SOURCE MATERIAL →

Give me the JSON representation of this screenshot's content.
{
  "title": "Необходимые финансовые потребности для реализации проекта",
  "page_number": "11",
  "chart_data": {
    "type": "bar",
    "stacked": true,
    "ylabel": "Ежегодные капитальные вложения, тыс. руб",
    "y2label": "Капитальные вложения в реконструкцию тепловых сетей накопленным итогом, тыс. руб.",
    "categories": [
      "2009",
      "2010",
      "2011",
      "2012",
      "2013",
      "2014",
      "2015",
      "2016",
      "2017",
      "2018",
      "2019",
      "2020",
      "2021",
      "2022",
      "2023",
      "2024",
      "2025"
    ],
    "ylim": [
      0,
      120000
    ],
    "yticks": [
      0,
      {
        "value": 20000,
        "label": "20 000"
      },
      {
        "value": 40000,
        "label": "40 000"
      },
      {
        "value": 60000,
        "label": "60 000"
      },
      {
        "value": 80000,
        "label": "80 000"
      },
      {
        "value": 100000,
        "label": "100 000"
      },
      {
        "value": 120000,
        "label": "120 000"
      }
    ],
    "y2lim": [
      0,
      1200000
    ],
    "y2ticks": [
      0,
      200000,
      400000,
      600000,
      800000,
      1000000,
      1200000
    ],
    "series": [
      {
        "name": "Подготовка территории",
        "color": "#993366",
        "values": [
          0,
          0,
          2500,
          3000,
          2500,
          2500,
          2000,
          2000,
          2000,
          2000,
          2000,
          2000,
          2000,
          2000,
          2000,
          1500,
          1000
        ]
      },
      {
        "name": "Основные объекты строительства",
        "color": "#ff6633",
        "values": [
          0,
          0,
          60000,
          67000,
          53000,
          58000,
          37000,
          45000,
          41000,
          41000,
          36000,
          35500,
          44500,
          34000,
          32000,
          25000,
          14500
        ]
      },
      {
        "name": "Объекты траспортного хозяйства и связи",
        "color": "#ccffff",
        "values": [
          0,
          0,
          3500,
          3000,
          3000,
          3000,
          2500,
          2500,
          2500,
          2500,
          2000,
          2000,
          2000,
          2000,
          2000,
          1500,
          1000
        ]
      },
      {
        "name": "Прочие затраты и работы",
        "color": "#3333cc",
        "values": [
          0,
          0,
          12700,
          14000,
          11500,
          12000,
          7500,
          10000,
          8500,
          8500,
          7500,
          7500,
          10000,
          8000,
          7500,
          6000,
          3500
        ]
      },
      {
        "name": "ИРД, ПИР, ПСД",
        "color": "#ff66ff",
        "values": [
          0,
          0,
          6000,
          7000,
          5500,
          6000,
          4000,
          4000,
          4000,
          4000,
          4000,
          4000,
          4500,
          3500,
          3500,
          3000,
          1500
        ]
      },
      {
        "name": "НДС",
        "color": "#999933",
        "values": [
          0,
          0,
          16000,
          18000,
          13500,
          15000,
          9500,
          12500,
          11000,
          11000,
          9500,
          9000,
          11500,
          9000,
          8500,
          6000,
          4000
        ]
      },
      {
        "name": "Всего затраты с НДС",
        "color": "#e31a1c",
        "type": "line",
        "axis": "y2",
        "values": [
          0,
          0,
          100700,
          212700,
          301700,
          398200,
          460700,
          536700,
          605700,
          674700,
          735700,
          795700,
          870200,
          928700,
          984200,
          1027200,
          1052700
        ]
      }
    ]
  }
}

WORK TO BE COMPLETED → From the listing above, collect every line that mentions the word "color".

OUTPUT BELOW →
        "color": "#993366",
        "color": "#ff6633",
        "color": "#ccffff",
        "color": "#3333cc",
        "color": "#ff66ff",
        "color": "#999933",
        "color": "#e31a1c",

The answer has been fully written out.